### What you will do
Using the listing below, give the number of lines where "name" appears, and nothing else.

### Material for the task
- - -

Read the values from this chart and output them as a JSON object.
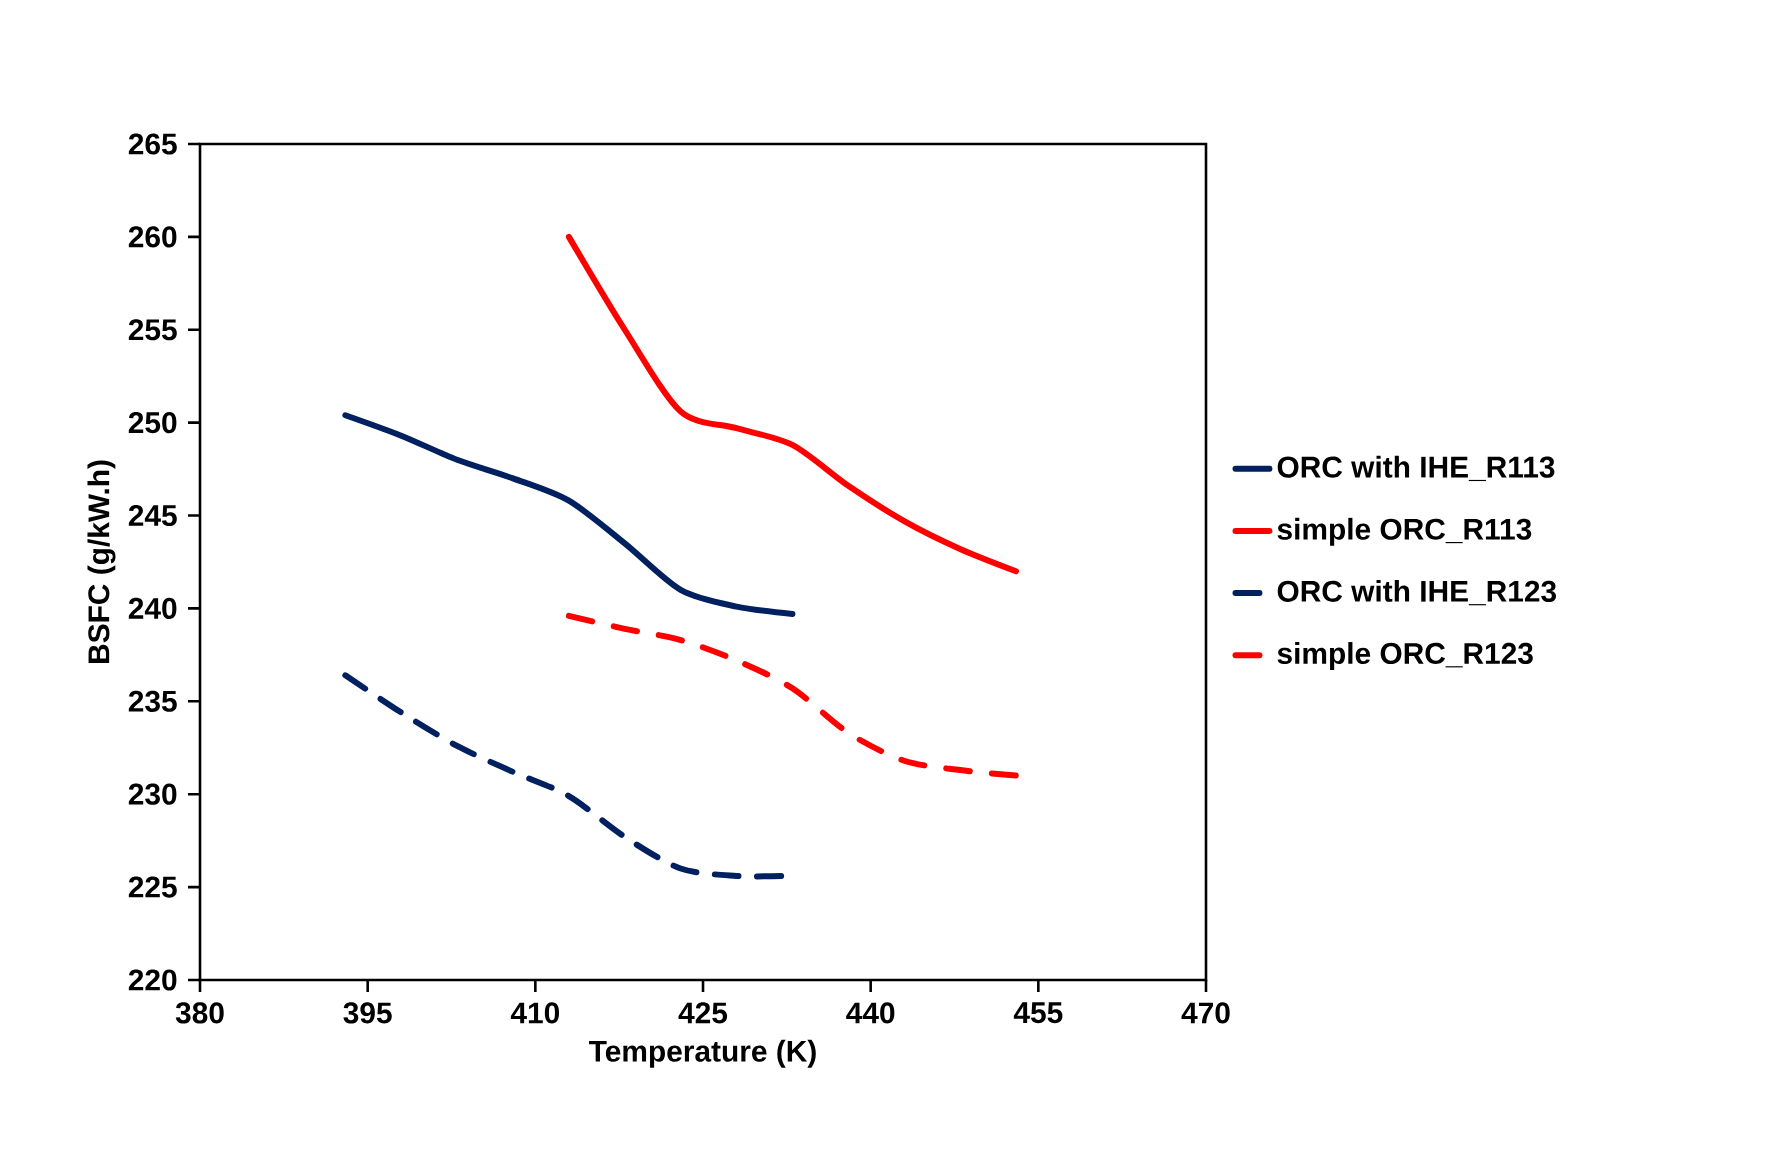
{
  "chart_data": {
    "type": "line",
    "xlabel": "Temperature (K)",
    "ylabel": "BSFC (g/kW.h)",
    "xlim": [
      380,
      470
    ],
    "xticks": [
      380,
      395,
      410,
      425,
      440,
      455,
      470
    ],
    "ylim": [
      220,
      265
    ],
    "yticks": [
      220,
      225,
      230,
      235,
      240,
      245,
      250,
      255,
      260,
      265
    ],
    "grid": false,
    "legend": "right",
    "marker": "none",
    "series": [
      {
        "name": "ORC with IHE_R113",
        "color": "#002060",
        "line_style": "solid",
        "x": [
          393,
          398,
          403,
          408,
          413,
          418,
          423,
          428,
          433
        ],
        "values": [
          250.4,
          249.3,
          248.0,
          247.0,
          245.8,
          243.5,
          241.0,
          240.1,
          239.7
        ]
      },
      {
        "name": "simple ORC_R113",
        "color": "#ff0000",
        "line_style": "solid",
        "x": [
          413,
          418,
          423,
          428,
          433,
          438,
          443,
          448,
          453
        ],
        "values": [
          260.0,
          255.0,
          250.6,
          249.7,
          248.8,
          246.6,
          244.7,
          243.2,
          242.0
        ]
      },
      {
        "name": "ORC with IHE_R123",
        "color": "#002060",
        "line_style": "dashed",
        "x": [
          393,
          398,
          403,
          408,
          413,
          418,
          423,
          428,
          432
        ],
        "values": [
          236.4,
          234.4,
          232.6,
          231.2,
          229.9,
          227.7,
          226.0,
          225.6,
          225.6
        ]
      },
      {
        "name": "simple ORC_R123",
        "color": "#ff0000",
        "line_style": "dashed",
        "x": [
          413,
          418,
          423,
          428,
          433,
          438,
          443,
          448,
          453
        ],
        "values": [
          239.6,
          238.9,
          238.3,
          237.2,
          235.7,
          233.3,
          231.8,
          231.3,
          231.0
        ]
      }
    ]
  }
}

- - -

### The completed task
4